### Given exercise
Every line of the material is to be quoted verbatim, minus the pictures.

[Stored records]
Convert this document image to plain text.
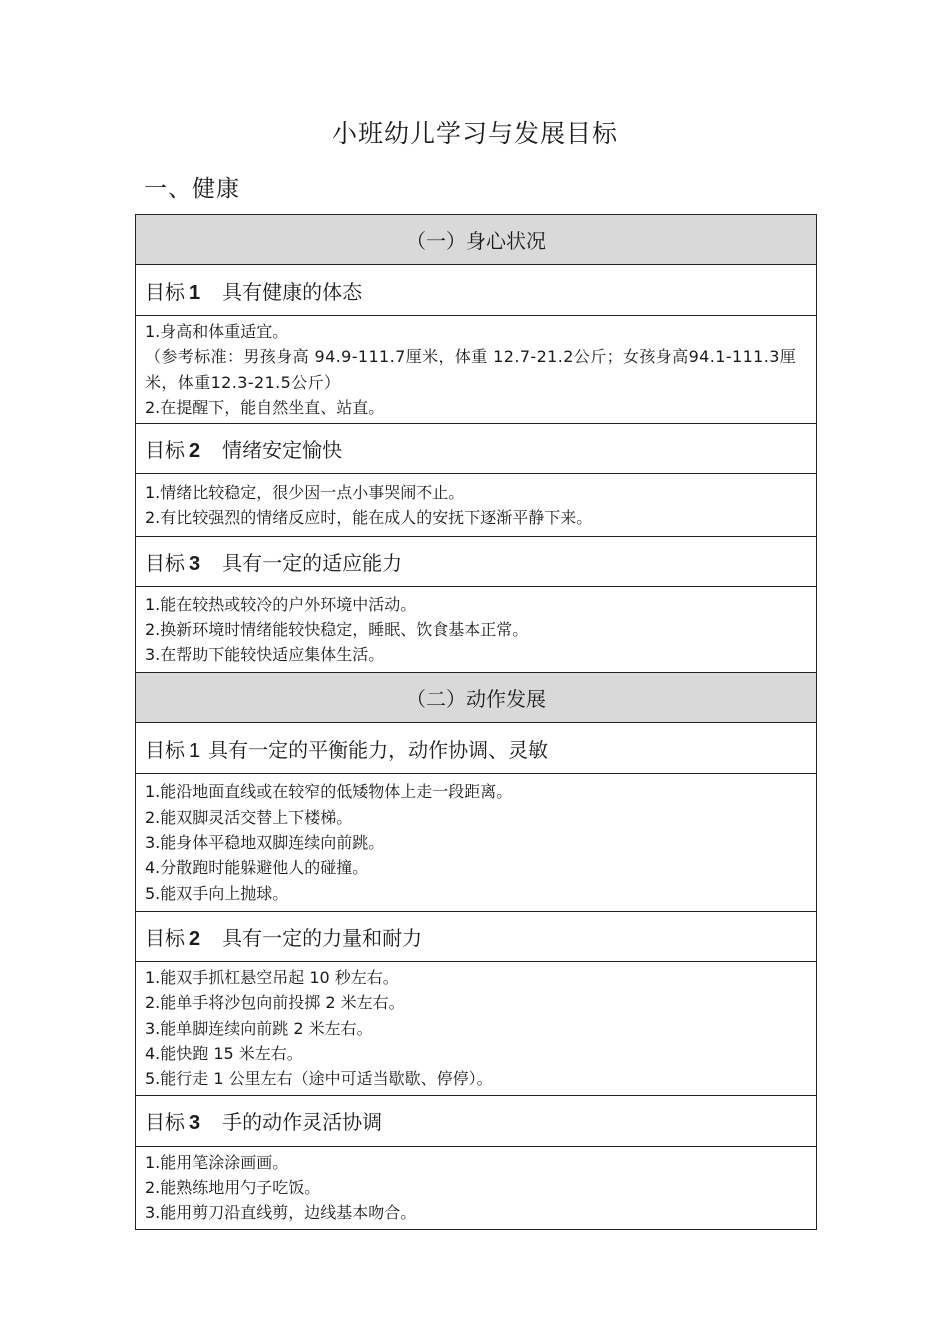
小班幼儿学习与发展目标
一、健康
（一）身心状况
目标 1 具有健康的体态

1.身高和体重适宜。
（参考标准：男孩身高 94.9-111.7厘米，体重 12.7-21.2公斤；女孩身高94.1-111.3厘米，体重12.3-21.5公斤）
2.在提醒下，能自然坐直、站直。

目标 2 情绪安定愉快

1.情绪比较稳定，很少因一点小事哭闹不止。
2.有比较强烈的情绪反应时，能在成人的安抚下逐渐平静下来。

目标 3 具有一定的适应能力

1.能在较热或较冷的户外环境中活动。
2.换新环境时情绪能较快稳定，睡眠、饮食基本正常。
3.在帮助下能较快适应集体生活。

（二）动作发展
目标 1 具有一定的平衡能力，动作协调、灵敏

1.能沿地面直线或在较窄的低矮物体上走一段距离。
2.能双脚灵活交替上下楼梯。
3.能身体平稳地双脚连续向前跳。
4.分散跑时能躲避他人的碰撞。
5.能双手向上抛球。

目标 2 具有一定的力量和耐力

1.能双手抓杠悬空吊起 10 秒左右。
2.能单手将沙包向前投掷 2 米左右。
3.能单脚连续向前跳 2 米左右。
4.能快跑 15 米左右。
5.能行走 1 公里左右（途中可适当歇歇、停停）。

目标 3 手的动作灵活协调

1.能用笔涂涂画画。
2.能熟练地用勺子吃饭。
3.能用剪刀沿直线剪，边线基本吻合。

### Final answer
Convert this document image to plain text.
小班幼儿学习与发展目标
一、健康
（一）身心状况
目标 1 具有健康的体态

1.身高和体重适宜。
（参考标准：男孩身高 94.9-111.7厘米，体重 12.7-21.2公斤；女孩身高94.1-111.3厘米，体重12.3-21.5公斤）
2.在提醒下，能自然坐直、站直。

目标 2 情绪安定愉快

1.情绪比较稳定，很少因一点小事哭闹不止。
2.有比较强烈的情绪反应时，能在成人的安抚下逐渐平静下来。

目标 3 具有一定的适应能力

1.能在较热或较冷的户外环境中活动。
2.换新环境时情绪能较快稳定，睡眠、饮食基本正常。
3.在帮助下能较快适应集体生活。

（二）动作发展
目标 1 具有一定的平衡能力，动作协调、灵敏

1.能沿地面直线或在较窄的低矮物体上走一段距离。
2.能双脚灵活交替上下楼梯。
3.能身体平稳地双脚连续向前跳。
4.分散跑时能躲避他人的碰撞。
5.能双手向上抛球。

目标 2 具有一定的力量和耐力

1.能双手抓杠悬空吊起 10 秒左右。
2.能单手将沙包向前投掷 2 米左右。
3.能单脚连续向前跳 2 米左右。
4.能快跑 15 米左右。
5.能行走 1 公里左右（途中可适当歇歇、停停）。

目标 3 手的动作灵活协调

1.能用笔涂涂画画。
2.能熟练地用勺子吃饭。
3.能用剪刀沿直线剪，边线基本吻合。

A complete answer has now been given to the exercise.